WRITTEN REQUEST
Each line that holds the word "ldquo" should be returned.

=====

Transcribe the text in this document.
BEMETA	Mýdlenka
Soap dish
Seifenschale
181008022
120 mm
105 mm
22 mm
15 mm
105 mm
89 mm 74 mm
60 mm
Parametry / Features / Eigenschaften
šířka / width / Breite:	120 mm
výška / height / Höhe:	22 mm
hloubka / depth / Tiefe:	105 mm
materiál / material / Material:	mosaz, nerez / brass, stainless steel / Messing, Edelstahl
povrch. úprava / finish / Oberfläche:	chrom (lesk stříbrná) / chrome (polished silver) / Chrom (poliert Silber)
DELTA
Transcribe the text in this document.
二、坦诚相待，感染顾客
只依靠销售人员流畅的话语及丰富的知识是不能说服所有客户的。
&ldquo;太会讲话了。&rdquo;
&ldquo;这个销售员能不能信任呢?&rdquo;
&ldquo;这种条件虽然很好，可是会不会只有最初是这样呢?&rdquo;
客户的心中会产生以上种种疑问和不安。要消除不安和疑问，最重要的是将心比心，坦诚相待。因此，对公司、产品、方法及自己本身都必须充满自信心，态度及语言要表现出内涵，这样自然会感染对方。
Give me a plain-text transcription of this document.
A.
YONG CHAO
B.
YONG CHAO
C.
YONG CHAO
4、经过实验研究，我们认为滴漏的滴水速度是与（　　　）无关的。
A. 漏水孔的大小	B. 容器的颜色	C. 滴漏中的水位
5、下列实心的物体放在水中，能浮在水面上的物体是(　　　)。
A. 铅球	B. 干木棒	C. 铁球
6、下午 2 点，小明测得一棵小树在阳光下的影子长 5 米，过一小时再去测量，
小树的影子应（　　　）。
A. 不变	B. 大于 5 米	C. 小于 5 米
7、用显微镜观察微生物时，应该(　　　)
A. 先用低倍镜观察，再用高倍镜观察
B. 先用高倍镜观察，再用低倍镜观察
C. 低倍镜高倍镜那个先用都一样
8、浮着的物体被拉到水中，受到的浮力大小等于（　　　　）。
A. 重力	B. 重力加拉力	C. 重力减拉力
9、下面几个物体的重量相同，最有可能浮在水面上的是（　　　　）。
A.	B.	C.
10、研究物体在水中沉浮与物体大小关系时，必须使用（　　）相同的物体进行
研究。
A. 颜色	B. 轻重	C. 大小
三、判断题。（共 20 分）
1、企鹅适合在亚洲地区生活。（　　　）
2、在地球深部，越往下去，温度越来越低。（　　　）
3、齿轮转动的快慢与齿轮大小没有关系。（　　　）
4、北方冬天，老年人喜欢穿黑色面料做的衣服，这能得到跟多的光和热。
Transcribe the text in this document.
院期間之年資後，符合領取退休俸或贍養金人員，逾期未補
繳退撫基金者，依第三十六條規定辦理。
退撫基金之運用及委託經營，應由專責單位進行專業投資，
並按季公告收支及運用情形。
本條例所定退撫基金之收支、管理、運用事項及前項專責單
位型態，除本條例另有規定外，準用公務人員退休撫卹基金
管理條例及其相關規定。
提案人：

=====

EXERCISE RESULT
&ldquo;太会讲话了。&rdquo;
&ldquo;这个销售员能不能信任呢?&rdquo;
&ldquo;这种条件虽然很好，可是会不会只有最初是这样呢?&rdquo;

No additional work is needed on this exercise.